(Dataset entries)
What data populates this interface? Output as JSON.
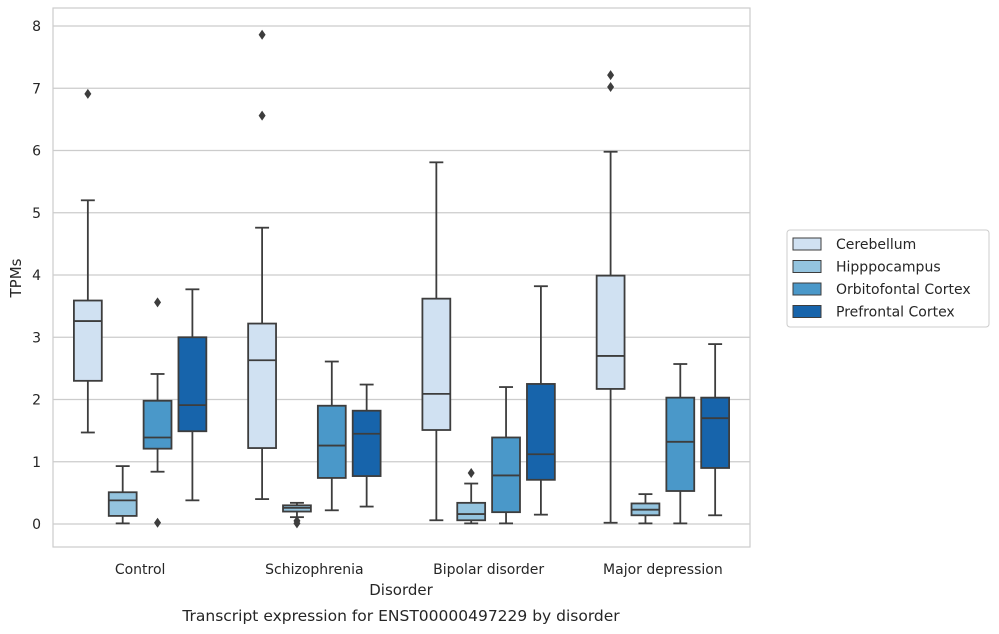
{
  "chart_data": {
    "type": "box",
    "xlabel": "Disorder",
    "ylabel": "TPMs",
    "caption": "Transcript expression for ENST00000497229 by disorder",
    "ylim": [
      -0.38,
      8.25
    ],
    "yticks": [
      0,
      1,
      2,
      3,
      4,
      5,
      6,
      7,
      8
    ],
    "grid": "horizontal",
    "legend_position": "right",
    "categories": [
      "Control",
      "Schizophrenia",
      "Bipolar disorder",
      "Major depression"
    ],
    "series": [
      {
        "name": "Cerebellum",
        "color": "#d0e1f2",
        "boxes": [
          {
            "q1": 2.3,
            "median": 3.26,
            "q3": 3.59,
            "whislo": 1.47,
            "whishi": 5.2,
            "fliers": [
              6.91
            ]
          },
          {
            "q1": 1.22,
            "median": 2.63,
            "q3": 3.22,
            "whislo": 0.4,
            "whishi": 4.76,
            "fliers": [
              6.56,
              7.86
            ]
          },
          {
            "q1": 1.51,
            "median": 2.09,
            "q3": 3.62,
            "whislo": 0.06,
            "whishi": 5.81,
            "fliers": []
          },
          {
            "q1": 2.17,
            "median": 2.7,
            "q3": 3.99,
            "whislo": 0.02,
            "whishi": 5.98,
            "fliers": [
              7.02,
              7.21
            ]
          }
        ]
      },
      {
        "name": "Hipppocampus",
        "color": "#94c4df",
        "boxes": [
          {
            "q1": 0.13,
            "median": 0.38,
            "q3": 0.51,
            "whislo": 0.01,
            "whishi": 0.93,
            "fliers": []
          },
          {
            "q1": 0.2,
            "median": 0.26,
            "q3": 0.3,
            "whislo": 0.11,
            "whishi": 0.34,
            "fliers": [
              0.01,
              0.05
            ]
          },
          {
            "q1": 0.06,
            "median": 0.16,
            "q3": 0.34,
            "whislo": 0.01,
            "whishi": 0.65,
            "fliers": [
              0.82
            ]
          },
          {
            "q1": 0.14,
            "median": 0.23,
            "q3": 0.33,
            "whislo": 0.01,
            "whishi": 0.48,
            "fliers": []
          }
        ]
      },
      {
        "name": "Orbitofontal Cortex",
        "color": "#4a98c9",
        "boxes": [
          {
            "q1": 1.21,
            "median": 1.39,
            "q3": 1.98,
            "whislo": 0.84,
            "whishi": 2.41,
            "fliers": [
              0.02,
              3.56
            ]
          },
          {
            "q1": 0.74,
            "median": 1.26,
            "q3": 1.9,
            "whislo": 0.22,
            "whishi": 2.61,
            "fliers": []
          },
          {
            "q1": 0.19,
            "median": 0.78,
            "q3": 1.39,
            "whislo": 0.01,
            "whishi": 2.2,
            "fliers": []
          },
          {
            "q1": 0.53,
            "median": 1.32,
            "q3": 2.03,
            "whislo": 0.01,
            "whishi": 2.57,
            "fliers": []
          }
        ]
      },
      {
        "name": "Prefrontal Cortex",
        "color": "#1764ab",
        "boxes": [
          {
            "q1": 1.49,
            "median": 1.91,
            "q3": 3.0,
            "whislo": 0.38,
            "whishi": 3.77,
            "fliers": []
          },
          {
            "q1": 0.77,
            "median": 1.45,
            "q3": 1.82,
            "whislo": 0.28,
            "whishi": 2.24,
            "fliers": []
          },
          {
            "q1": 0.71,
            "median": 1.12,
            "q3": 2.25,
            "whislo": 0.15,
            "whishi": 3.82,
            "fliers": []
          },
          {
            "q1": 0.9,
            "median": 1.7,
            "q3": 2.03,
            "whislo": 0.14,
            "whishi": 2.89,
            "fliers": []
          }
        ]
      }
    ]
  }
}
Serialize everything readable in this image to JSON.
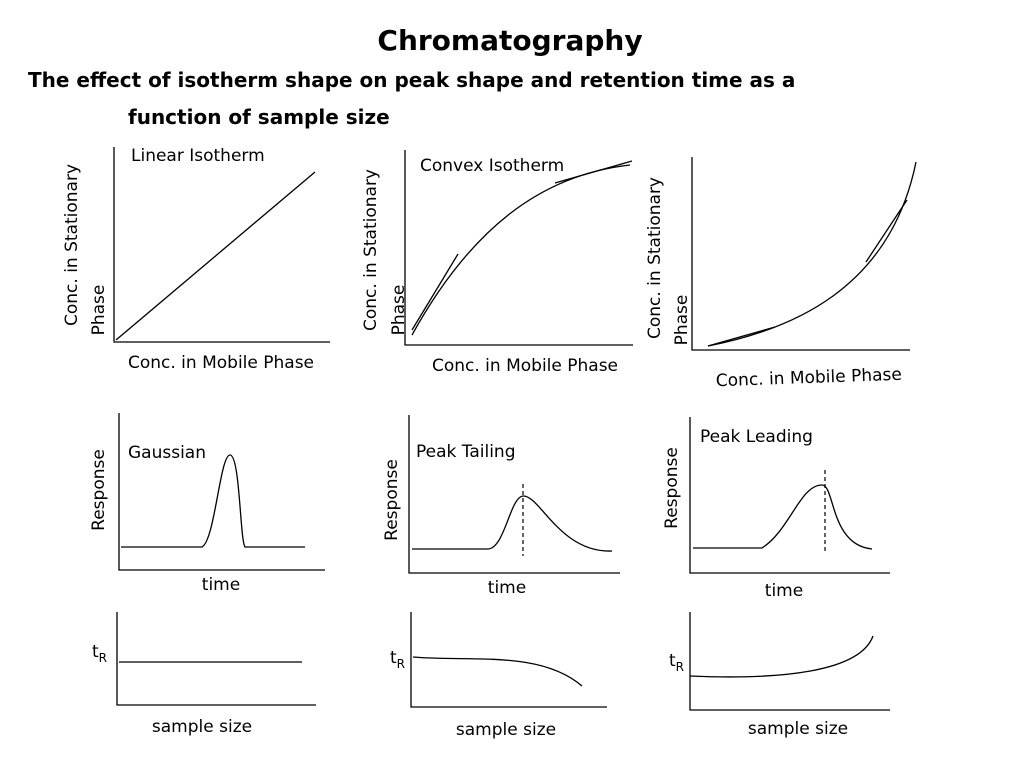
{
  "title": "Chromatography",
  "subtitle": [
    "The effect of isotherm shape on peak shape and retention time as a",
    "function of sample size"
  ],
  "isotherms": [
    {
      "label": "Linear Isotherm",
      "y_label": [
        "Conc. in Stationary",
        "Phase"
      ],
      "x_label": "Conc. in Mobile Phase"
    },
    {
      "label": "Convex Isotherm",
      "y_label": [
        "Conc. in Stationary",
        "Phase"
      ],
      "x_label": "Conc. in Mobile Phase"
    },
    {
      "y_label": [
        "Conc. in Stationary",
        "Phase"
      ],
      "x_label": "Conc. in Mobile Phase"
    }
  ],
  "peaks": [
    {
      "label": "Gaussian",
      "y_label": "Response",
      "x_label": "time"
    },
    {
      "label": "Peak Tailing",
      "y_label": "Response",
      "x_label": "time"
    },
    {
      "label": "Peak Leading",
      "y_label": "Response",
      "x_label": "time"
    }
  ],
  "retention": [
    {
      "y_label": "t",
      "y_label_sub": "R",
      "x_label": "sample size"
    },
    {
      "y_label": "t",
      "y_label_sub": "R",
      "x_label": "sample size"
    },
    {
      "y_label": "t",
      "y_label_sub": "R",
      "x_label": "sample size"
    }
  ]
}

- SHORT PROBLEM -
Report the number of lines in the entries above that include the word "this" and add nothing to it.

- RESULT -
2